What is asked
Leave the pictures out, and retype all of the material exactly as written.

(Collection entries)
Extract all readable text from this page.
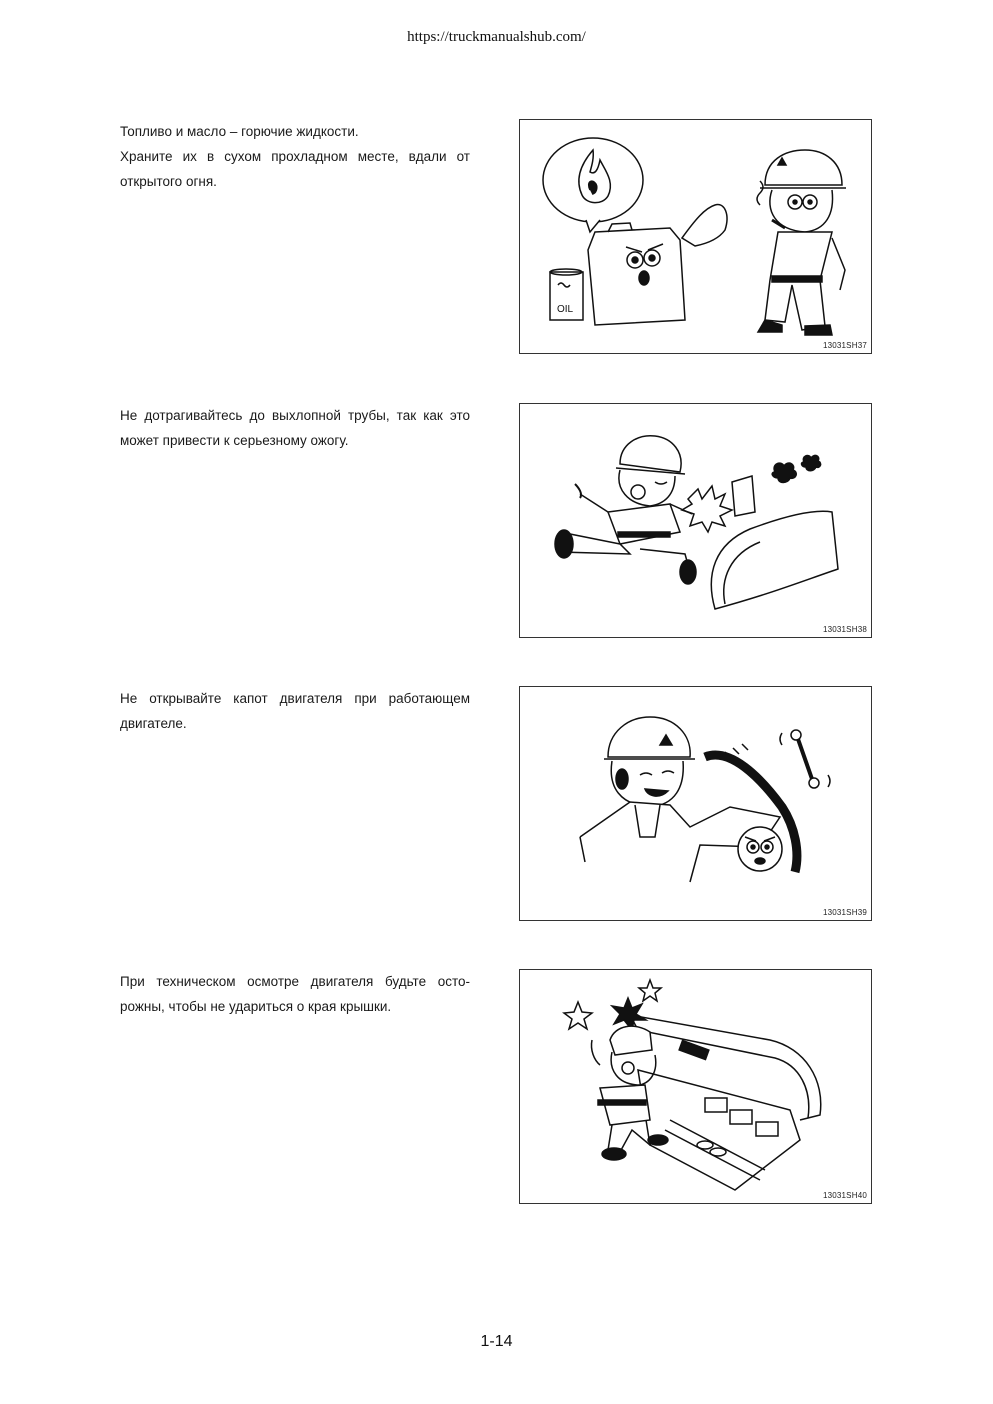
https://truckmanualshub.com/

Топливо и масло – горючие жидкости.

Храните их в сухом прохладном месте, вдали от открытого огня.

OIL
13031SH37

Не дотрагивайтесь до выхлопной трубы, так как это может привести к серьезному ожогу.

13031SH38

Не открывайте капот двигателя при работающем двигателе.

13031SH39

При техническом осмотре двигателя будьте осто-рожны, чтобы не удариться о края крышки.

13031SH40
1-14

Expected output
Extract all readable text from this page.
https://truckmanualshub.com/

Топливо и масло – горючие жидкости.

Храните их в сухом прохладном месте, вдали от открытого огня.

OIL
13031SH37

Не дотрагивайтесь до выхлопной трубы, так как это может привести к серьезному ожогу.

13031SH38

Не открывайте капот двигателя при работающем двигателе.

13031SH39

При техническом осмотре двигателя будьте осто-рожны, чтобы не удариться о края крышки.

13031SH40
1-14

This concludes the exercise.